[Exercise directions]: Collect each line of the records containing the string "networks".

[Records supplied]:
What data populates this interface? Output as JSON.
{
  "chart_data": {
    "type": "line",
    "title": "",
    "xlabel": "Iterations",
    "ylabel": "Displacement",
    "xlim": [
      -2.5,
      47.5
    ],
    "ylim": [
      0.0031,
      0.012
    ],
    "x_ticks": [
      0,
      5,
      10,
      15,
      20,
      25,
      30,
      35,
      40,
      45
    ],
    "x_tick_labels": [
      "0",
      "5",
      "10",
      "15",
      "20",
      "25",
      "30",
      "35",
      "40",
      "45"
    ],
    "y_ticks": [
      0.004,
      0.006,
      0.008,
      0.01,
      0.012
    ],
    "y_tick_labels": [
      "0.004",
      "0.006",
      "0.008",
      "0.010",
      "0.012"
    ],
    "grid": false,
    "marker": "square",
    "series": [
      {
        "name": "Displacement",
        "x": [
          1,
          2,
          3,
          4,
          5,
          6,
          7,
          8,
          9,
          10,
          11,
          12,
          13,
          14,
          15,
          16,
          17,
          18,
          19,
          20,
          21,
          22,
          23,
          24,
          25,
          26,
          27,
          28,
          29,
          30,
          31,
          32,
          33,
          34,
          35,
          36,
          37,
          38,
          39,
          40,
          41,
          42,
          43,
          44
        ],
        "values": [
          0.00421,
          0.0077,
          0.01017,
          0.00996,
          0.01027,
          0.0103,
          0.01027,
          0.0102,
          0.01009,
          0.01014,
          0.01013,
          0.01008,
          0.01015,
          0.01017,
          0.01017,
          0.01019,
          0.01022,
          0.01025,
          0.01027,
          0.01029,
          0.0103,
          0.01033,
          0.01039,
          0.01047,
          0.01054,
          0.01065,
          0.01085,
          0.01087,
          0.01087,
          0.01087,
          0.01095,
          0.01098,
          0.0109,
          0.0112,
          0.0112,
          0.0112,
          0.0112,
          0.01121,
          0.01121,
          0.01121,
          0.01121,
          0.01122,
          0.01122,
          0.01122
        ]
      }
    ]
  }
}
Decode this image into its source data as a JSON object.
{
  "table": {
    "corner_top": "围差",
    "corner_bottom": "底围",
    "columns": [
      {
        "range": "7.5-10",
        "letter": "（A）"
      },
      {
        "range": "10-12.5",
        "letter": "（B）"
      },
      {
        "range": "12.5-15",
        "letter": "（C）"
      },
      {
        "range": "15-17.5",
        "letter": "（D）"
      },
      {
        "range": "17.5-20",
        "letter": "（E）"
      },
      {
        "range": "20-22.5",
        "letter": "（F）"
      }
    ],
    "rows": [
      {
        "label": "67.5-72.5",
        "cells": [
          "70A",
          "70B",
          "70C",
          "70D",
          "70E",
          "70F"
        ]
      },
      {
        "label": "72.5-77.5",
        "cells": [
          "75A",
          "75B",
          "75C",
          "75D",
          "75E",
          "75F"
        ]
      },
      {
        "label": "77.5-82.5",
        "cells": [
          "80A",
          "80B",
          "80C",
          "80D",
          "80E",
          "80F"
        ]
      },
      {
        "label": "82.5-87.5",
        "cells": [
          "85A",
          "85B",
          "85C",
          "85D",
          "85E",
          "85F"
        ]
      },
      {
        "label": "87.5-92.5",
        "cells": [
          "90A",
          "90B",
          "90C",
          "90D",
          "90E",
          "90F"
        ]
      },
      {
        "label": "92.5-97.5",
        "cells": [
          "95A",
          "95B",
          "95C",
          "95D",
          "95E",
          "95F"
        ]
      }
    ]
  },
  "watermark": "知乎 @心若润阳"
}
---
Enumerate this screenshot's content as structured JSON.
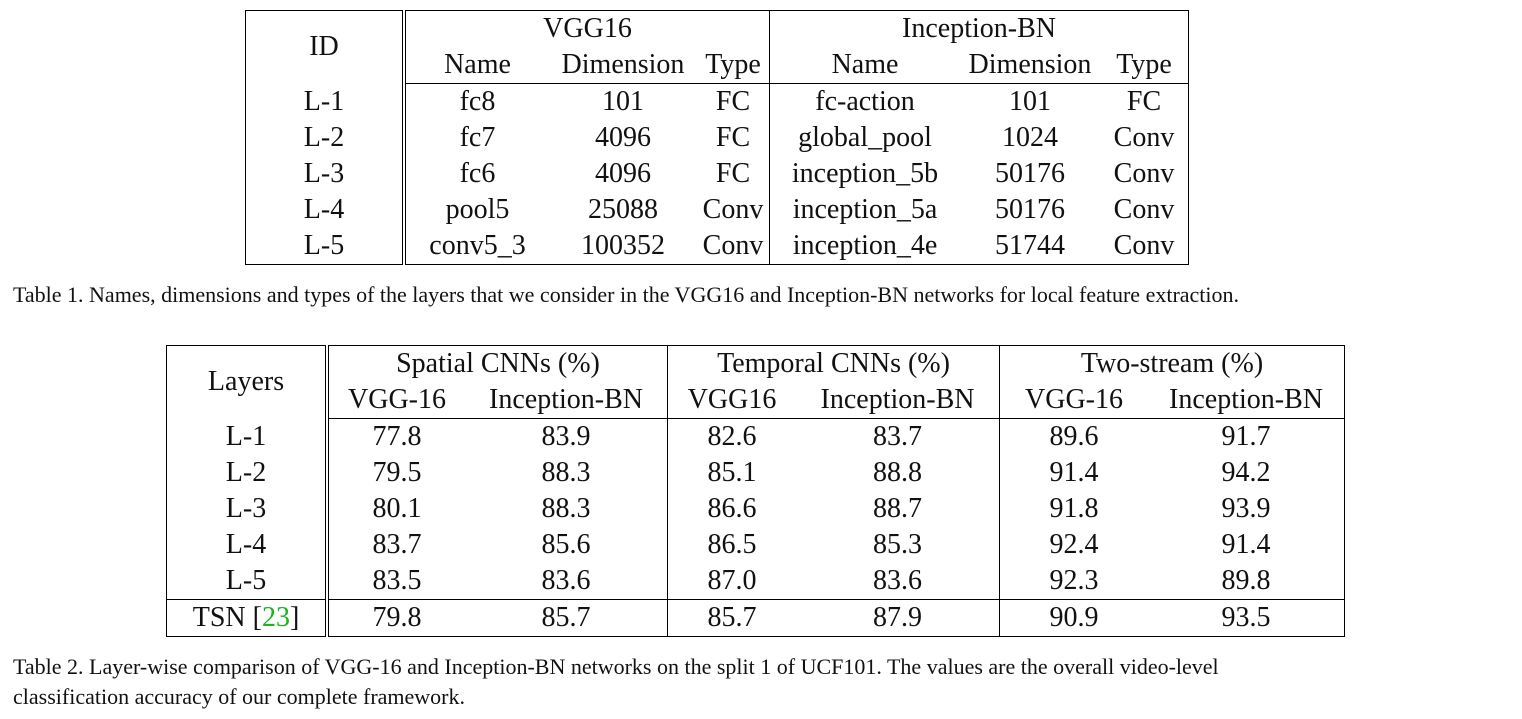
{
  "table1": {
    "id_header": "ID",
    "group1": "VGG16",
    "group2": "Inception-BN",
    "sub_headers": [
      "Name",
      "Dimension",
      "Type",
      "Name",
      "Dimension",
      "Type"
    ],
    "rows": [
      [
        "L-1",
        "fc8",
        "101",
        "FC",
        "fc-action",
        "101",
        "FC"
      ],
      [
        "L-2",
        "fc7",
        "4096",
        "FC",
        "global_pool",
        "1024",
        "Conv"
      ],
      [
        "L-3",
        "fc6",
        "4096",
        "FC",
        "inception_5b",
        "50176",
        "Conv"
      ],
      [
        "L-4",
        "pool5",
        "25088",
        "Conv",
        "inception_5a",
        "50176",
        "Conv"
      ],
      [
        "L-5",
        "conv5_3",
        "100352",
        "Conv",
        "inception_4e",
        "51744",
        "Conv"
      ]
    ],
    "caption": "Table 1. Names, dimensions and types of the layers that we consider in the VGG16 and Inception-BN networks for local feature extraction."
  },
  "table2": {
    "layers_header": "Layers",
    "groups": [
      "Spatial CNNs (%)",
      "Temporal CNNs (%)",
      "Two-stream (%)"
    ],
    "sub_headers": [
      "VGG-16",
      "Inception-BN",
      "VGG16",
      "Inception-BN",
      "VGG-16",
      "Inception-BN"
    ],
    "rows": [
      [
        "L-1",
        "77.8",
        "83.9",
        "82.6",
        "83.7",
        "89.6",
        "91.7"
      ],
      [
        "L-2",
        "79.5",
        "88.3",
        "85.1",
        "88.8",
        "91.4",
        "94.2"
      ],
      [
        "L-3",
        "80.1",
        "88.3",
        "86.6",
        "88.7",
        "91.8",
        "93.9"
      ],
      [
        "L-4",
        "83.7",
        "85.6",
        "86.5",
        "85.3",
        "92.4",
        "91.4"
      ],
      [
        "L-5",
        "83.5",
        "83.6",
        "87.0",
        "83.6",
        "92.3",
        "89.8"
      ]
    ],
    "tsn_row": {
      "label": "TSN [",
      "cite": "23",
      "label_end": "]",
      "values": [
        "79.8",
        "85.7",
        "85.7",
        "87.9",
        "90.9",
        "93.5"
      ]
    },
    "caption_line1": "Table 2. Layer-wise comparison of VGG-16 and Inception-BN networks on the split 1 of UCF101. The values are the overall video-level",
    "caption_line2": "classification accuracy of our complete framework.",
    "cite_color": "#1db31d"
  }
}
* * *
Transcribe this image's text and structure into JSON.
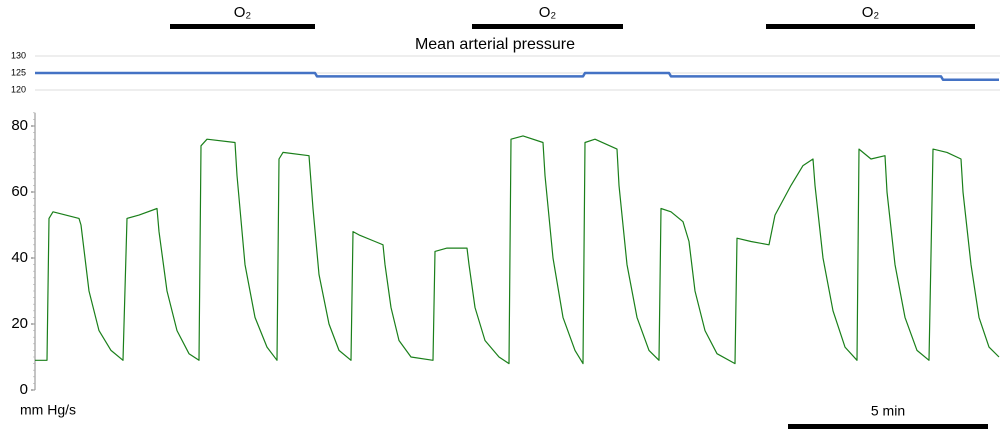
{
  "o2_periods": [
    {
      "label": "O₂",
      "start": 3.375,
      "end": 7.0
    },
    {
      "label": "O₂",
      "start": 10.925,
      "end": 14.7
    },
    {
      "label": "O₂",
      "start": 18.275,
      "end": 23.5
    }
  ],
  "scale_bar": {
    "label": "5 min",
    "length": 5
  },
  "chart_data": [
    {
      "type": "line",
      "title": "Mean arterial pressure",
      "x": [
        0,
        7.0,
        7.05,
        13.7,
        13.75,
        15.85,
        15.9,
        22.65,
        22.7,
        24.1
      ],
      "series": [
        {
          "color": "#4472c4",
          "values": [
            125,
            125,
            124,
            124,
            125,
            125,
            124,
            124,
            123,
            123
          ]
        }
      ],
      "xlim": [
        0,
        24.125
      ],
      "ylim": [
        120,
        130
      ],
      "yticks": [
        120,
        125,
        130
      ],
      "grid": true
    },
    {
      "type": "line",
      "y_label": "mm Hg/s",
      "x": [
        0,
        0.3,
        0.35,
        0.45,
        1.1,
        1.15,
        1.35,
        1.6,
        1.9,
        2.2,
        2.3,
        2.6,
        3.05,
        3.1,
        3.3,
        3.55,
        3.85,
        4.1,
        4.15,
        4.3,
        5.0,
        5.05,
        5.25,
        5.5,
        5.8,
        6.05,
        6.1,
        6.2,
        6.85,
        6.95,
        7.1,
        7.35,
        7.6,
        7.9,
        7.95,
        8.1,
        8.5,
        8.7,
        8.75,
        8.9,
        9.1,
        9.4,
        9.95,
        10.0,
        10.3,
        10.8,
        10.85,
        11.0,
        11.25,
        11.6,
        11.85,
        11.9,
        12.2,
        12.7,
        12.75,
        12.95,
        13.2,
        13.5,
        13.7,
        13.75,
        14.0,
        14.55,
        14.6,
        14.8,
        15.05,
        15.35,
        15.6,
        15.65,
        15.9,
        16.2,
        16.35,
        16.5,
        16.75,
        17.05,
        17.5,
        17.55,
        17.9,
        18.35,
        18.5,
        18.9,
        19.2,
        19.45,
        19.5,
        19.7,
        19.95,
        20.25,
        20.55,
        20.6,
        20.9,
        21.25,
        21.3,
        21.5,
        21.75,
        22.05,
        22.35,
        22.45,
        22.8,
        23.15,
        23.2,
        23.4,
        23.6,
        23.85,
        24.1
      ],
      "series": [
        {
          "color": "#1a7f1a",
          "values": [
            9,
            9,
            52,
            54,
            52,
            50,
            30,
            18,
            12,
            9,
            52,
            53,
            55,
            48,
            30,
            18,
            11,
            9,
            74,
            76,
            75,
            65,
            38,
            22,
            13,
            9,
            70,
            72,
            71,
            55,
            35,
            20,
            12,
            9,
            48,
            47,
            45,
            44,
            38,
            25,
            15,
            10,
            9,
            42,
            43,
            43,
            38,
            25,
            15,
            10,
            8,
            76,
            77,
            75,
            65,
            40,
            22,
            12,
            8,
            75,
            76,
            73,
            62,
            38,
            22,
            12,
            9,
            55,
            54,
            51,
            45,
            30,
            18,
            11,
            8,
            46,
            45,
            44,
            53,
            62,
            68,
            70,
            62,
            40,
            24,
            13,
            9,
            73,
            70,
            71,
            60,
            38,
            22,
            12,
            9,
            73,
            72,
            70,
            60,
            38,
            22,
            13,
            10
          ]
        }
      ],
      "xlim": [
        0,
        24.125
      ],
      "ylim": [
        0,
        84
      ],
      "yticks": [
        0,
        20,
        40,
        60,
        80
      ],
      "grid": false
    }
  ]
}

[Result for this task]:
    "caption": "Table 1. Names, dimensions and types of the layers that we consider in the VGG16 and Inception-BN networks for local feature extraction."
    "caption_line1": "Table 2. Layer-wise comparison of VGG-16 and Inception-BN networks on the split 1 of UCF101. The values are the overall video-level",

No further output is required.